What you have to do: Gather all lines containing the string "parameters" and copy them out.

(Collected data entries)
--- BEGIN ---

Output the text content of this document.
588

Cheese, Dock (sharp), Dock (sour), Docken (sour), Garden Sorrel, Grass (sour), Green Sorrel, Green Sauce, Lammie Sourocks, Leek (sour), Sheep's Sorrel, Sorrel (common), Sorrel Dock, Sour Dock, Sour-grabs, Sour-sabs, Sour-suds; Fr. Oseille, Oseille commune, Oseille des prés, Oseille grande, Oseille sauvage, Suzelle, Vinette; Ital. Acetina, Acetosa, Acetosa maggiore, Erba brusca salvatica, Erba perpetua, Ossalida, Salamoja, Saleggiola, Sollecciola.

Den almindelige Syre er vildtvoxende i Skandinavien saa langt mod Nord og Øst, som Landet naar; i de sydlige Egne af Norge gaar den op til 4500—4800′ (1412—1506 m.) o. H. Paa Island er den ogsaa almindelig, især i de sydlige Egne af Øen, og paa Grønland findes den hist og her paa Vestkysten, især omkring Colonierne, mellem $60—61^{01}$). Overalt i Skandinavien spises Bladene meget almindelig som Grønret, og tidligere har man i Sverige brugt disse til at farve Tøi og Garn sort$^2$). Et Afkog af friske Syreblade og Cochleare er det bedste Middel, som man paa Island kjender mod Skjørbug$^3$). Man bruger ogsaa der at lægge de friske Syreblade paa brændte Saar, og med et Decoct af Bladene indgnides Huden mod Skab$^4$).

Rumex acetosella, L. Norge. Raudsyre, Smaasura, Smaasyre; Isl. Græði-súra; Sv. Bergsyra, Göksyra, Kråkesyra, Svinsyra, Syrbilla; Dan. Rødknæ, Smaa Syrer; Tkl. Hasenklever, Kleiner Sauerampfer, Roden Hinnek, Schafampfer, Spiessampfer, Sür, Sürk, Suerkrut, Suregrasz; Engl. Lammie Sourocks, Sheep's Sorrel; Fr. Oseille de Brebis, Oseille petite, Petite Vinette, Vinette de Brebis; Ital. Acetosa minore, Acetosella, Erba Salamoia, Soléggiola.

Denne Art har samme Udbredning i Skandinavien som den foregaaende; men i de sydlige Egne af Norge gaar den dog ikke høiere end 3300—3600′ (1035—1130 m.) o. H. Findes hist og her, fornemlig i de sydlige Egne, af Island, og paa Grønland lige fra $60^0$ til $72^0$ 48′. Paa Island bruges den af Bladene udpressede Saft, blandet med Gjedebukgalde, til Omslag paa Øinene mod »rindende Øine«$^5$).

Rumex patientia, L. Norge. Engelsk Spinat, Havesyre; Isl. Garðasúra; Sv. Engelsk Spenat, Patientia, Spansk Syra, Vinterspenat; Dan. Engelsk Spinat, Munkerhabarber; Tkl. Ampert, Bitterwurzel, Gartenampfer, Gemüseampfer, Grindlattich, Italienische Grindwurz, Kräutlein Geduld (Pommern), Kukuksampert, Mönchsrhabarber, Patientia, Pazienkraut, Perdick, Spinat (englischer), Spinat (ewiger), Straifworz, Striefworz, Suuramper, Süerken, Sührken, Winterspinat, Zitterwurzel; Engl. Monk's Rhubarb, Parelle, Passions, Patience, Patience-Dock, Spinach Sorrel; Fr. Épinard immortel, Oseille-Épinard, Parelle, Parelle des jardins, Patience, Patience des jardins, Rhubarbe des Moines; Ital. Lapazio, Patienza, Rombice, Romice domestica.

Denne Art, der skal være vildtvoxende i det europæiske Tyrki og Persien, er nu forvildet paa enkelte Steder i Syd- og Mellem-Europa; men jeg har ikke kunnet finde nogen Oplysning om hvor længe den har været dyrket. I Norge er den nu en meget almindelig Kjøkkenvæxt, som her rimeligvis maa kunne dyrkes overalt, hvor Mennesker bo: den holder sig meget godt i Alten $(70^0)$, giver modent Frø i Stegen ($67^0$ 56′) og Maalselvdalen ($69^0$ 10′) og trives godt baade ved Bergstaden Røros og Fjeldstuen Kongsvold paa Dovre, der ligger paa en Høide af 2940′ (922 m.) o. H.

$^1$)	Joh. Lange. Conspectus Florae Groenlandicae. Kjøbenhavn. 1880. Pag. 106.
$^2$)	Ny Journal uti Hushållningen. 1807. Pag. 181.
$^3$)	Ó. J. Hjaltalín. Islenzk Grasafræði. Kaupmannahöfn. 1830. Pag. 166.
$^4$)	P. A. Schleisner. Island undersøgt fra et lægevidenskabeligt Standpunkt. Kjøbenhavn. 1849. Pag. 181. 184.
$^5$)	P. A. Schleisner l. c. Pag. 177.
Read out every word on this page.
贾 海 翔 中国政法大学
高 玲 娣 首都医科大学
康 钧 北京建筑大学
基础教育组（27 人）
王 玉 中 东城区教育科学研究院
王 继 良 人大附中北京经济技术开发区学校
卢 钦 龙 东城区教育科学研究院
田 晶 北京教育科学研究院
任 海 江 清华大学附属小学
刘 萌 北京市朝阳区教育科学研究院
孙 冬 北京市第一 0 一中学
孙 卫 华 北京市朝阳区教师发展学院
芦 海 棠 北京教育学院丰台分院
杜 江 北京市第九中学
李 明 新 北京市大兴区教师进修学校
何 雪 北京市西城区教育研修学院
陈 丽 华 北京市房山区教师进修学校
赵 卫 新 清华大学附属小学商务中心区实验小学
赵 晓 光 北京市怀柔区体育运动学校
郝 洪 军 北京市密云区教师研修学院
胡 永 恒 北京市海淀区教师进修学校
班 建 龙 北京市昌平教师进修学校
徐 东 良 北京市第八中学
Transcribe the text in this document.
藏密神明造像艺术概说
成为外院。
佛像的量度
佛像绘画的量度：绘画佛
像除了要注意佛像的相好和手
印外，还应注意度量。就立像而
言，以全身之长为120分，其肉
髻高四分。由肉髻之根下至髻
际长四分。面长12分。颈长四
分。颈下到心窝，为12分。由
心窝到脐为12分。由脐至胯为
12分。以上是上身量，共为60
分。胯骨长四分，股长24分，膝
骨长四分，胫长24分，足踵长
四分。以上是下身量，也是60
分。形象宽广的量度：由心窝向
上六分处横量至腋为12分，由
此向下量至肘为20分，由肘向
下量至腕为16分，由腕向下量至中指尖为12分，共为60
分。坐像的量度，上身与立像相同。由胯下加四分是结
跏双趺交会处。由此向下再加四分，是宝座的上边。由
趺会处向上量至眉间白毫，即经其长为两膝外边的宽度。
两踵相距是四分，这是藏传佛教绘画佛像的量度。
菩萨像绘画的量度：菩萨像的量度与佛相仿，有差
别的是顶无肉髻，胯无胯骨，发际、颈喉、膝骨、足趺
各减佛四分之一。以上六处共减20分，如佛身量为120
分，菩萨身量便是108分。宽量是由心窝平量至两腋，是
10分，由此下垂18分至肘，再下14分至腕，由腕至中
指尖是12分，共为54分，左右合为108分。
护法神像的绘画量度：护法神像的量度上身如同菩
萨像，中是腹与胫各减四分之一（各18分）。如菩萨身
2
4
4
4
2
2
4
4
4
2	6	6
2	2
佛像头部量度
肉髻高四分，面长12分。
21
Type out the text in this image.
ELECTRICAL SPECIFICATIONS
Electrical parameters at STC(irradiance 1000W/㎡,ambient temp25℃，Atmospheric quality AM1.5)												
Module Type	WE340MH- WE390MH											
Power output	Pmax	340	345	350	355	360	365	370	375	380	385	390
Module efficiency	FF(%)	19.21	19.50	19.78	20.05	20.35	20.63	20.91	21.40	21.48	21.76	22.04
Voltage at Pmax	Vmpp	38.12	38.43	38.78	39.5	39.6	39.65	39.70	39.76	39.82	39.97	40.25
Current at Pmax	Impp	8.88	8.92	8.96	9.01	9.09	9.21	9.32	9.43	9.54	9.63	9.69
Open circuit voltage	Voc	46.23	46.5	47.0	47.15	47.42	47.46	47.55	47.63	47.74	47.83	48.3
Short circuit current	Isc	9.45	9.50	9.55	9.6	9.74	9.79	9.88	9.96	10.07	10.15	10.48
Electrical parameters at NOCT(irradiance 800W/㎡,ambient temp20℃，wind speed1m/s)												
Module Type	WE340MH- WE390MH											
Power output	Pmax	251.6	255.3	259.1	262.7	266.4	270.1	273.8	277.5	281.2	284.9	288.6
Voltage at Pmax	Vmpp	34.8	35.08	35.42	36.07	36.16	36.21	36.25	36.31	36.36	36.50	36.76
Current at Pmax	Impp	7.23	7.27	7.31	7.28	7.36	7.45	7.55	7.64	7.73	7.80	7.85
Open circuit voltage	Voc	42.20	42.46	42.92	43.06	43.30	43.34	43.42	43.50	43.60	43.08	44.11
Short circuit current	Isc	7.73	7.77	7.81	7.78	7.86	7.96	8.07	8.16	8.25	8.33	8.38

--- END ---

Task result:
Electrical parameters at STC(irradiance 1000W/㎡,ambient temp25℃，Atmospheric quality AM1.5)												
Electrical parameters at NOCT(irradiance 800W/㎡,ambient temp20℃，wind speed1m/s)												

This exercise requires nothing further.